What to produce:
Using the passage on class action legal costs, answer each of the following:
1. Whose unqualified law clerks does the passage blame for excessive hourly rates?
2. Which publication reported on the second class action against Westpac?
3. How much did the lawyers claim in costs, according to the article?

It may not be the whole cause but it seems likely the costs blowout can be largely put down to excessive hourly rates charged by Shine for its unqualified law clerks. Even after the costs referee’s reductions, and discounts which Shine proposes, I consider the overall costs to be too high.

In a second class action brought by Shine Lawyers against Westpac, the Australian Financial Review reported that
Justice Lee took aim at the fees being charged by independent experts and travel fees charged by the lawyers, while also singling out as excessive the pleading fees charged by the lawyers. “An extraordinary amount of money has been charged for the preparation of pleadings and that’s no criticism of Shine,” Justice Lee said.

The article notes that the lawyers claimed more than $10 million in costs, which would reduce the amount payable to group members to as little as $222 each.

Listed entries:
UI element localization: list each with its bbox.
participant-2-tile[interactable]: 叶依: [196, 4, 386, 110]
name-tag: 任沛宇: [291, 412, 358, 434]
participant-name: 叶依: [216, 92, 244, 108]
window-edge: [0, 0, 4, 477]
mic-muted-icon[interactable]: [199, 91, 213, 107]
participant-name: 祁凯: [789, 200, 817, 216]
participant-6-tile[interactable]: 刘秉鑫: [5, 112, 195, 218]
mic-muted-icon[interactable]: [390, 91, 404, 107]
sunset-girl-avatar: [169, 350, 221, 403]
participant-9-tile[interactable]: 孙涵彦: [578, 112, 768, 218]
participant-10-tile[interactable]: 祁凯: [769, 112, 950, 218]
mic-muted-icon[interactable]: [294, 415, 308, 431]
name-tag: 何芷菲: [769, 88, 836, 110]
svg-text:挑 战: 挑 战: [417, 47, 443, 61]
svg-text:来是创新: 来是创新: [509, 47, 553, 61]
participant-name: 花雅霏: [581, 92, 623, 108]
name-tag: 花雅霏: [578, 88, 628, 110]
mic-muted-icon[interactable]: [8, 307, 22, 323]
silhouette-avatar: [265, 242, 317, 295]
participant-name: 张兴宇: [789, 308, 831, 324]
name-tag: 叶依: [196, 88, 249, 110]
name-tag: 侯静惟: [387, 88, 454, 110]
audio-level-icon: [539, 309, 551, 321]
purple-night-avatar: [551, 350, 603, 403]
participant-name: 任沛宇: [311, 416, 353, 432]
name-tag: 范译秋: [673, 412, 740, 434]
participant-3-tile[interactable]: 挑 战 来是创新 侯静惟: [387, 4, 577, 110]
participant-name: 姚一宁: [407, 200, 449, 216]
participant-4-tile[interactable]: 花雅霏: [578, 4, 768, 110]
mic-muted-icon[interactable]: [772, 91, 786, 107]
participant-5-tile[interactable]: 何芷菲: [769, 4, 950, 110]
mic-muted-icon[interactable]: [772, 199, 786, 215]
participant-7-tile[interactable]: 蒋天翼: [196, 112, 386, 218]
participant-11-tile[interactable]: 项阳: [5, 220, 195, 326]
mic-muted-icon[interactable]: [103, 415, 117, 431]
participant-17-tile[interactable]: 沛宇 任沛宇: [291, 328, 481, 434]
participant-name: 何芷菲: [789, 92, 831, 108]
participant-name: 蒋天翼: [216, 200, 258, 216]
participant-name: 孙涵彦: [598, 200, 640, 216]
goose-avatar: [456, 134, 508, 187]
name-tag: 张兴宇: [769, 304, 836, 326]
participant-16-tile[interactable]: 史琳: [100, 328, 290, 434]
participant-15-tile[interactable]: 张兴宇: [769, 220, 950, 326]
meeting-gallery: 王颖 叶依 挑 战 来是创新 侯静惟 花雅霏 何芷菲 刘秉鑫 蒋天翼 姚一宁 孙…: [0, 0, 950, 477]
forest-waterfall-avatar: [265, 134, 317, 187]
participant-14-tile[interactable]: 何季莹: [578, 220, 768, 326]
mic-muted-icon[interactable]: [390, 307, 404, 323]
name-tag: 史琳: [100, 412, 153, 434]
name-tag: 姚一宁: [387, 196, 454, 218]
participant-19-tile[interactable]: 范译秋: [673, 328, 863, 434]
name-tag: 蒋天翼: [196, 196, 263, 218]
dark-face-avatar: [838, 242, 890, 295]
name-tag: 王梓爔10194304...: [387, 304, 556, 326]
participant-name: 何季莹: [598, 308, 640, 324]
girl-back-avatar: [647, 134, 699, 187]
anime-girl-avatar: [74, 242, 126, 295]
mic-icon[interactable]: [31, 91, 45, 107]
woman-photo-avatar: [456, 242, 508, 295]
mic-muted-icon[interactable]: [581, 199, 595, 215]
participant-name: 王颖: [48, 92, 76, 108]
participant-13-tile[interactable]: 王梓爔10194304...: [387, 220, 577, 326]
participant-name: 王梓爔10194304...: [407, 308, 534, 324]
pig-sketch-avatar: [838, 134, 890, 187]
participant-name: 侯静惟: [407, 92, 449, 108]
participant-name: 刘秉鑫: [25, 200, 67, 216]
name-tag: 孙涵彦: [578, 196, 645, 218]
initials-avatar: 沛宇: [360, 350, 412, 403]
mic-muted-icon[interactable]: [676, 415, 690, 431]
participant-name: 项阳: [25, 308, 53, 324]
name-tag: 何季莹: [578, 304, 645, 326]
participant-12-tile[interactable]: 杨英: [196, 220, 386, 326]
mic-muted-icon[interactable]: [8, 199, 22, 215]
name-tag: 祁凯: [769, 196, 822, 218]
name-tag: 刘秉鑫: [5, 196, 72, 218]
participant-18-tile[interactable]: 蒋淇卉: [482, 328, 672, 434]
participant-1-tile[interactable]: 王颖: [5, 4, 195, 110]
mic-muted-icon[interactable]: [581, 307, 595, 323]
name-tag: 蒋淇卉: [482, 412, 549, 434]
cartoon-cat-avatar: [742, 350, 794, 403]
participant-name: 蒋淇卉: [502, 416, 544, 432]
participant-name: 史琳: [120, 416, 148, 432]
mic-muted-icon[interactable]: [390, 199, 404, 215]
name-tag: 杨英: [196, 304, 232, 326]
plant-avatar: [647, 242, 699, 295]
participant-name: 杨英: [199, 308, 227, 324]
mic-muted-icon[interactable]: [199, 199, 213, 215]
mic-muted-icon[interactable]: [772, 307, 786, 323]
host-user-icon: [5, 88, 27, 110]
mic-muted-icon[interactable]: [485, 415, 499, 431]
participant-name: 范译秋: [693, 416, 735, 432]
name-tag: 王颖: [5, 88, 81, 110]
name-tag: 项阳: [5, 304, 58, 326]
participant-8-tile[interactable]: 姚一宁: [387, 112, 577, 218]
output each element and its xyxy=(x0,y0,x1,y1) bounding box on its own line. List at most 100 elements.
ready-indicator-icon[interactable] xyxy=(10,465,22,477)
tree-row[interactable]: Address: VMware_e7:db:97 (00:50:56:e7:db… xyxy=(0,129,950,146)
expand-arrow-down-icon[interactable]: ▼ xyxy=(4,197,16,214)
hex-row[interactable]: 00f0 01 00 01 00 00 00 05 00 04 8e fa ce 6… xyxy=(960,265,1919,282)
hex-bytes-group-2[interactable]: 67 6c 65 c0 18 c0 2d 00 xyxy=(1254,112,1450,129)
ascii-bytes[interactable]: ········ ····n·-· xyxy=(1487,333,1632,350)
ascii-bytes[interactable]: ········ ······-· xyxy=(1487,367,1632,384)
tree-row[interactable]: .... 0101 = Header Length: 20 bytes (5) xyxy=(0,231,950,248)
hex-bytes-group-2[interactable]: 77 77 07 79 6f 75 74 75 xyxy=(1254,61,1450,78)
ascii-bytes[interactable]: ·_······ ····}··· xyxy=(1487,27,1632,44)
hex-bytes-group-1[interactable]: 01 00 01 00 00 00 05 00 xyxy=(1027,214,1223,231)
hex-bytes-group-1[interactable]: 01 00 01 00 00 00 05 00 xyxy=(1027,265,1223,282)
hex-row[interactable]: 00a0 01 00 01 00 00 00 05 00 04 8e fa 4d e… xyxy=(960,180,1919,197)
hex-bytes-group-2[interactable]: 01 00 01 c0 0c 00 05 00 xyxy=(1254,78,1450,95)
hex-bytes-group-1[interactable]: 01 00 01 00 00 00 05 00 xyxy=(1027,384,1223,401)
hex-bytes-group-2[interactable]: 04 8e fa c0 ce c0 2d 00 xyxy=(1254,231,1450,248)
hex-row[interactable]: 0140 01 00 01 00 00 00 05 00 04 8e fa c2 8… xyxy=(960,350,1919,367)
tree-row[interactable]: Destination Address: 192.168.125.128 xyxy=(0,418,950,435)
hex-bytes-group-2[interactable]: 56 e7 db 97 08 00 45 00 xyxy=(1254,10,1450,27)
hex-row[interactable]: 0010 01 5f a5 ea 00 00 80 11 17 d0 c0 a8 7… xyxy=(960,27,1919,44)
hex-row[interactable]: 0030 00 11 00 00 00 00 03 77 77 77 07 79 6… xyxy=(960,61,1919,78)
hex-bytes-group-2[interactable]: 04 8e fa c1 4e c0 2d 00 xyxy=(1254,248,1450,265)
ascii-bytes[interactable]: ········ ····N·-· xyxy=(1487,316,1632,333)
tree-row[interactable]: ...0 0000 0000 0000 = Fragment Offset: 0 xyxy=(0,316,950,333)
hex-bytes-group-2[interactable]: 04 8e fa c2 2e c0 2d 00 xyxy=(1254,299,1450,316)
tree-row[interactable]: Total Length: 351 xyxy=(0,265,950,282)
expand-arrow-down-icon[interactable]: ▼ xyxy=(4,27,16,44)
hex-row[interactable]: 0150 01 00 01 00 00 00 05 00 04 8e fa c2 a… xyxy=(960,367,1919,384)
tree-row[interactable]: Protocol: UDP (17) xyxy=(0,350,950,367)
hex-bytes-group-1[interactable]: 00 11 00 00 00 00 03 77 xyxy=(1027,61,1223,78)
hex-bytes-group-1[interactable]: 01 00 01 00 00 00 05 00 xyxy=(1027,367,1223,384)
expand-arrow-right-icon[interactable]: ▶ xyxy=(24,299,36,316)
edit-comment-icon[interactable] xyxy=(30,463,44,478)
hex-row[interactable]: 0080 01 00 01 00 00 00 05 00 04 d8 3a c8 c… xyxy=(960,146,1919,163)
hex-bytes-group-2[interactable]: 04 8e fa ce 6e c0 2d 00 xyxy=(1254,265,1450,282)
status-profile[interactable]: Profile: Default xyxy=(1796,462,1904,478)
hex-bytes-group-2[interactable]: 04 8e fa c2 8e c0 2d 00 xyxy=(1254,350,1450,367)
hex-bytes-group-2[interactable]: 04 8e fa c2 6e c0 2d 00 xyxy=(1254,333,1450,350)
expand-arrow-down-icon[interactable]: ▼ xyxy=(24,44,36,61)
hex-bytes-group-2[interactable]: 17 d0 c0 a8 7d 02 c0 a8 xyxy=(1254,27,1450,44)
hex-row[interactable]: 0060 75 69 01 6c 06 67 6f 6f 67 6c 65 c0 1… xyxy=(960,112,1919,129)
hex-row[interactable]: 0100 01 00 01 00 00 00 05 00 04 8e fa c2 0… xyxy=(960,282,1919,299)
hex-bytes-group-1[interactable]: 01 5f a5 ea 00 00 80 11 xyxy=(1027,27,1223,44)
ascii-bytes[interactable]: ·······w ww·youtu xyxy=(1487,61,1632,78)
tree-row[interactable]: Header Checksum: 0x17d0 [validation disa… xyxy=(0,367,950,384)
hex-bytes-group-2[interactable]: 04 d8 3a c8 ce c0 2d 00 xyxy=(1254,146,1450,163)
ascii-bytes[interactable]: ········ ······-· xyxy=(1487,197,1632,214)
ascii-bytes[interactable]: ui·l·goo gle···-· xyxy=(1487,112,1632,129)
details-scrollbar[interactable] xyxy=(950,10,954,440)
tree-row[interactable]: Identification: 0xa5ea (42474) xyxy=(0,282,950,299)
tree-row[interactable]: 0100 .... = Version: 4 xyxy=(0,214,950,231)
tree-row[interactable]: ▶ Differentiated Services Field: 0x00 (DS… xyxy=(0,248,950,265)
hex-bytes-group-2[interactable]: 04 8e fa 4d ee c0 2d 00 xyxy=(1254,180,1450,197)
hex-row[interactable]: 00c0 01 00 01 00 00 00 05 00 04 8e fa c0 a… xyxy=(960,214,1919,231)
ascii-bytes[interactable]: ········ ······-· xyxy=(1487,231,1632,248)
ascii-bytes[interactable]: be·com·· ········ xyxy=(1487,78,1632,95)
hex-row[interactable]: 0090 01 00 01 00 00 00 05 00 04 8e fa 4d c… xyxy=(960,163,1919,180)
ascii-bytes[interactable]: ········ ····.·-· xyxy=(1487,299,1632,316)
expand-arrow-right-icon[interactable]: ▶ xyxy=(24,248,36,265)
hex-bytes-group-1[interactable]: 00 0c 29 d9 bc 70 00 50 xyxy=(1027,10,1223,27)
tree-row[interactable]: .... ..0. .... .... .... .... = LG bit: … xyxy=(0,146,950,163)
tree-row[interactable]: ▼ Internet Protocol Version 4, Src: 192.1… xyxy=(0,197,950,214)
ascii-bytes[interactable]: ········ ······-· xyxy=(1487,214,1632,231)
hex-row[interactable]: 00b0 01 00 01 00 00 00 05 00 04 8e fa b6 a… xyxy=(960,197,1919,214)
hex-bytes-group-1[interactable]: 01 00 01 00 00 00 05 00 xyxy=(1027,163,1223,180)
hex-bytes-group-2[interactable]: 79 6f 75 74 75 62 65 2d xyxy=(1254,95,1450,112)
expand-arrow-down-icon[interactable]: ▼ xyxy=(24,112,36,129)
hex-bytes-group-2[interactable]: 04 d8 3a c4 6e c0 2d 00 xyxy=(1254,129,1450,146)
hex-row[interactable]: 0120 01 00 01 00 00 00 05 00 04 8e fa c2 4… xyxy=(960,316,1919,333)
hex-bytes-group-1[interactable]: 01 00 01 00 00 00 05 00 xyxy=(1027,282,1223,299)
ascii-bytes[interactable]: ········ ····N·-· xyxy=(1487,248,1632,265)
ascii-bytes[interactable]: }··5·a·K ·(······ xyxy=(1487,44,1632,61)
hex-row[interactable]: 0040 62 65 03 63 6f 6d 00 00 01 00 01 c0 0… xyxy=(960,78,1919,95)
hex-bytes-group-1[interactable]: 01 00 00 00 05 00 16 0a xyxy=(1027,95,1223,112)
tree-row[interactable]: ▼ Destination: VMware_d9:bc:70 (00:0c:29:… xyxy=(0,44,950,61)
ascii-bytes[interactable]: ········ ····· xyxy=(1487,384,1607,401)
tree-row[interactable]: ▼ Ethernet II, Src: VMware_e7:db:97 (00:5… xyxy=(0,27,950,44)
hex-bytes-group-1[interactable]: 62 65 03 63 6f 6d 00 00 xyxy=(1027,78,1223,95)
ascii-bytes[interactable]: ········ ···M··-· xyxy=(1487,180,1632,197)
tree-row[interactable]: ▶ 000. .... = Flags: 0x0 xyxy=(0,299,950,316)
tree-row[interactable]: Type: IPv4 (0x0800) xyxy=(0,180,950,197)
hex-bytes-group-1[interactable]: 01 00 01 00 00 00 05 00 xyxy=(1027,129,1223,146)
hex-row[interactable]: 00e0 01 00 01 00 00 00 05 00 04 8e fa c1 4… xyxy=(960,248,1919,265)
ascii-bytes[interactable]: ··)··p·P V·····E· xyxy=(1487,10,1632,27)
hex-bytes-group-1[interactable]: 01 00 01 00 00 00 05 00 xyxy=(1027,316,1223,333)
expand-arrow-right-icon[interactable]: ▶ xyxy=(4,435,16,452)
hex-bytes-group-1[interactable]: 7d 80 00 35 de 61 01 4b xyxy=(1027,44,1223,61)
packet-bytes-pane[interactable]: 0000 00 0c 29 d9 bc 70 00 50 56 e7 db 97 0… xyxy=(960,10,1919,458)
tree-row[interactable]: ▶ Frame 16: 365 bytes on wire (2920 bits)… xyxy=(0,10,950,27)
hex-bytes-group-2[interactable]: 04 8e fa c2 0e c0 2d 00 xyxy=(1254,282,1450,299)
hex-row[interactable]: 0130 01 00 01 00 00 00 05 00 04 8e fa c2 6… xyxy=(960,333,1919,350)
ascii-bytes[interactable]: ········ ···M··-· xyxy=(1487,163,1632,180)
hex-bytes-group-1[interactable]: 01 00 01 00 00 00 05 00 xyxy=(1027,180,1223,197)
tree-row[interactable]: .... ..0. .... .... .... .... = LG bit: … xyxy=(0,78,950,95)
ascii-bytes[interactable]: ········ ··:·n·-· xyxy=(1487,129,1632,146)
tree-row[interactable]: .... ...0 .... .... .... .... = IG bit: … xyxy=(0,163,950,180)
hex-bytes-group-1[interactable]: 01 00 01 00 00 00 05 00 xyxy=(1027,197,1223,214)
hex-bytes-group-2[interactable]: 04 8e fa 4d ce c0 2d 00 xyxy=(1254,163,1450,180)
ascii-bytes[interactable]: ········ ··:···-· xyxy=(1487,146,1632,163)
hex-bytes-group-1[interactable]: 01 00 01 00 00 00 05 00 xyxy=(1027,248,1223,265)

Task answer:
1. Shine's.
2. The Australian Financial Review.
3. More than $10 million.